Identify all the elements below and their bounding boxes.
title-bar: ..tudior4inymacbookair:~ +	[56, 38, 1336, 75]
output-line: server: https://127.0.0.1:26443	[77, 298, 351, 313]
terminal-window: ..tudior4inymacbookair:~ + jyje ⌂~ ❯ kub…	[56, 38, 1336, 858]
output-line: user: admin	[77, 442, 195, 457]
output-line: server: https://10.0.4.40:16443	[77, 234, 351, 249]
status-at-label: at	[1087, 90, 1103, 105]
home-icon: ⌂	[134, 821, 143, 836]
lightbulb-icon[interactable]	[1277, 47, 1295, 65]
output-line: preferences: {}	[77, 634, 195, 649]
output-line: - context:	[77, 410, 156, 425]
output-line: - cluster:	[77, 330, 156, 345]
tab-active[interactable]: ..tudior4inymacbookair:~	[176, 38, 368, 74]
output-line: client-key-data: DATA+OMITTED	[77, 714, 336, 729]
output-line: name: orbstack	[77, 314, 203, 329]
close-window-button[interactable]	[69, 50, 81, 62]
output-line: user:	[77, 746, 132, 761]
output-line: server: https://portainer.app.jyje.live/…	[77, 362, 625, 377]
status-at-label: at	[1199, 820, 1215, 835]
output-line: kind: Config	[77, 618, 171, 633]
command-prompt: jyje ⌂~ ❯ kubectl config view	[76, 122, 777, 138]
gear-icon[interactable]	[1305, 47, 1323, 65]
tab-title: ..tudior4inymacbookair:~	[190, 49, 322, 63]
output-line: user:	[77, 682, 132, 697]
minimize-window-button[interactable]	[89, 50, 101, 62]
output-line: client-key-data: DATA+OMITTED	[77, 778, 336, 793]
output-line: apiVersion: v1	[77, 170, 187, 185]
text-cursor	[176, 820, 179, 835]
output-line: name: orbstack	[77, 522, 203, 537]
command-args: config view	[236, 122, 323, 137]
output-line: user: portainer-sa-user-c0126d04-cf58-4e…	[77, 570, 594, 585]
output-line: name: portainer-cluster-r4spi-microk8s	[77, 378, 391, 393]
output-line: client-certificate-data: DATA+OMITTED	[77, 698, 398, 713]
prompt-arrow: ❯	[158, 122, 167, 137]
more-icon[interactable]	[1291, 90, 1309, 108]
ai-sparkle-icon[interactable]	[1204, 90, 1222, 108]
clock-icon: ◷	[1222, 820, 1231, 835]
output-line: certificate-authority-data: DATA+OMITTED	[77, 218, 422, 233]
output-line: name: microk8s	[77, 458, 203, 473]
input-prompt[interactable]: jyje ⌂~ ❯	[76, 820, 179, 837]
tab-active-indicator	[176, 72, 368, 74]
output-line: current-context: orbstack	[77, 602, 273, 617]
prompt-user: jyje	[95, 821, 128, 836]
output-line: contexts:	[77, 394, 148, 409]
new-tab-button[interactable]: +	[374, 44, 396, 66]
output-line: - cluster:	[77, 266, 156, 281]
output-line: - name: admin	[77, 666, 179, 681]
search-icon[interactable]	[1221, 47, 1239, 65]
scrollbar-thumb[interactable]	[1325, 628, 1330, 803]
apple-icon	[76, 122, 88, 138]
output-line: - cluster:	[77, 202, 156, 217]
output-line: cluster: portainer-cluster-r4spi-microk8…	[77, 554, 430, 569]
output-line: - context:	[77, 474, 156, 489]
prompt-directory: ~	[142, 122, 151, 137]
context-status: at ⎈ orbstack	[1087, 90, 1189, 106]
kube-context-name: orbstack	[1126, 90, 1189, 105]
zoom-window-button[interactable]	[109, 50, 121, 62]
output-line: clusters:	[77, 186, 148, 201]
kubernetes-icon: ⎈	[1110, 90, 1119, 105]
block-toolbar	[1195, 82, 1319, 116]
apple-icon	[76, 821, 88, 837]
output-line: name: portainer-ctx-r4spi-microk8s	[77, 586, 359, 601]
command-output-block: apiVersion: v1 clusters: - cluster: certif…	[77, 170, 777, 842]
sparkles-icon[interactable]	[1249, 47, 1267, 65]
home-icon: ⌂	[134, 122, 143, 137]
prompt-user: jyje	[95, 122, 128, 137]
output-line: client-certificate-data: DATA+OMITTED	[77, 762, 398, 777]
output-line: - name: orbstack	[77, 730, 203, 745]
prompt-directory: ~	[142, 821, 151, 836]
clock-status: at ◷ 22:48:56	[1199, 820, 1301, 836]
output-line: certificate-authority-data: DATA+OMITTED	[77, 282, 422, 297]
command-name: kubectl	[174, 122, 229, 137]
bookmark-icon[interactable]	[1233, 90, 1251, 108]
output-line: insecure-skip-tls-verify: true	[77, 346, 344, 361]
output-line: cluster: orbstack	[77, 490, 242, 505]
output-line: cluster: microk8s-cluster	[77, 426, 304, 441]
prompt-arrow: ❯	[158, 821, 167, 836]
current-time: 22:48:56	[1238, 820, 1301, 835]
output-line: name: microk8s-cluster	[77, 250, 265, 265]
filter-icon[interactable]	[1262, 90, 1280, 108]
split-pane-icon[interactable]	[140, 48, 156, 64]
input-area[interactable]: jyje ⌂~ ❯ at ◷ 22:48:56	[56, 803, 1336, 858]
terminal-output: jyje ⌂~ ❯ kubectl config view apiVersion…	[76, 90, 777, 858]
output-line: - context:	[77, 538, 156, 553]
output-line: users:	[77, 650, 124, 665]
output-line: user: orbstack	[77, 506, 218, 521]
·····
Work to be completed:
Can you duplicate the listing above exactly, line for line?

Task answer:
Identify all the elements below and their bounding boxes.
title-bar: ..tudior4inymacbookair:~ +	[56, 38, 1336, 75]
output-line: server: https://127.0.0.1:26443	[77, 298, 351, 313]
terminal-window: ..tudior4inymacbookair:~ + jyje ⌂~ ❯ kub…	[56, 38, 1336, 858]
output-line: user: admin	[77, 442, 195, 457]
output-line: server: https://10.0.4.40:16443	[77, 234, 351, 249]
status-at-label: at	[1087, 90, 1103, 105]
home-icon: ⌂	[134, 821, 143, 836]
lightbulb-icon[interactable]	[1277, 47, 1295, 65]
output-line: preferences: {}	[77, 634, 195, 649]
output-line: - context:	[77, 410, 156, 425]
output-line: - cluster:	[77, 330, 156, 345]
tab-active[interactable]: ..tudior4inymacbookair:~	[176, 38, 368, 74]
output-line: client-key-data: DATA+OMITTED	[77, 714, 336, 729]
output-line: name: orbstack	[77, 314, 203, 329]
close-window-button[interactable]	[69, 50, 81, 62]
output-line: user:	[77, 746, 132, 761]
output-line: server: https://portainer.app.jyje.live/…	[77, 362, 625, 377]
status-at-label: at	[1199, 820, 1215, 835]
output-line: kind: Config	[77, 618, 171, 633]
command-prompt: jyje ⌂~ ❯ kubectl config view	[76, 122, 777, 138]
gear-icon[interactable]	[1305, 47, 1323, 65]
tab-title: ..tudior4inymacbookair:~	[190, 49, 322, 63]
output-line: user:	[77, 682, 132, 697]
minimize-window-button[interactable]	[89, 50, 101, 62]
output-line: client-key-data: DATA+OMITTED	[77, 778, 336, 793]
output-line: apiVersion: v1	[77, 170, 187, 185]
text-cursor	[176, 820, 179, 835]
output-line: name: orbstack	[77, 522, 203, 537]
command-args: config view	[236, 122, 323, 137]
output-line: user: portainer-sa-user-c0126d04-cf58-4e…	[77, 570, 594, 585]
output-line: name: portainer-cluster-r4spi-microk8s	[77, 378, 391, 393]
output-line: client-certificate-data: DATA+OMITTED	[77, 698, 398, 713]
prompt-arrow: ❯	[158, 122, 167, 137]
more-icon[interactable]	[1291, 90, 1309, 108]
ai-sparkle-icon[interactable]	[1204, 90, 1222, 108]
clock-icon: ◷	[1222, 820, 1231, 835]
output-line: certificate-authority-data: DATA+OMITTED	[77, 218, 422, 233]
output-line: name: microk8s	[77, 458, 203, 473]
input-prompt[interactable]: jyje ⌂~ ❯	[76, 820, 179, 837]
tab-active-indicator	[176, 72, 368, 74]
output-line: current-context: orbstack	[77, 602, 273, 617]
prompt-user: jyje	[95, 821, 128, 836]
output-line: contexts:	[77, 394, 148, 409]
new-tab-button[interactable]: +	[374, 44, 396, 66]
output-line: - cluster:	[77, 266, 156, 281]
output-line: - name: admin	[77, 666, 179, 681]
search-icon[interactable]	[1221, 47, 1239, 65]
scrollbar-thumb[interactable]	[1325, 628, 1330, 803]
apple-icon	[76, 122, 88, 138]
output-line: - cluster:	[77, 202, 156, 217]
output-line: cluster: portainer-cluster-r4spi-microk8…	[77, 554, 430, 569]
output-line: - context:	[77, 474, 156, 489]
prompt-directory: ~	[142, 122, 151, 137]
context-status: at ⎈ orbstack	[1087, 90, 1189, 106]
kube-context-name: orbstack	[1126, 90, 1189, 105]
zoom-window-button[interactable]	[109, 50, 121, 62]
output-line: clusters:	[77, 186, 148, 201]
kubernetes-icon: ⎈	[1110, 90, 1119, 105]
block-toolbar	[1195, 82, 1319, 116]
apple-icon	[76, 821, 88, 837]
output-line: name: portainer-ctx-r4spi-microk8s	[77, 586, 359, 601]
command-output-block: apiVersion: v1 clusters: - cluster: certif…	[77, 170, 777, 842]
sparkles-icon[interactable]	[1249, 47, 1267, 65]
home-icon: ⌂	[134, 122, 143, 137]
prompt-user: jyje	[95, 122, 128, 137]
output-line: client-certificate-data: DATA+OMITTED	[77, 762, 398, 777]
output-line: - name: orbstack	[77, 730, 203, 745]
prompt-directory: ~	[142, 821, 151, 836]
clock-status: at ◷ 22:48:56	[1199, 820, 1301, 836]
output-line: certificate-authority-data: DATA+OMITTED	[77, 282, 422, 297]
command-name: kubectl	[174, 122, 229, 137]
bookmark-icon[interactable]	[1233, 90, 1251, 108]
output-line: insecure-skip-tls-verify: true	[77, 346, 344, 361]
output-line: cluster: orbstack	[77, 490, 242, 505]
output-line: cluster: microk8s-cluster	[77, 426, 304, 441]
prompt-arrow: ❯	[158, 821, 167, 836]
current-time: 22:48:56	[1238, 820, 1301, 835]
output-line: name: microk8s-cluster	[77, 250, 265, 265]
filter-icon[interactable]	[1262, 90, 1280, 108]
split-pane-icon[interactable]	[140, 48, 156, 64]
input-area[interactable]: jyje ⌂~ ❯ at ◷ 22:48:56	[56, 803, 1336, 858]
terminal-output: jyje ⌂~ ❯ kubectl config view apiVersion…	[76, 90, 777, 858]
output-line: - context:	[77, 538, 156, 553]
output-line: users:	[77, 650, 124, 665]
output-line: user: orbstack	[77, 506, 218, 521]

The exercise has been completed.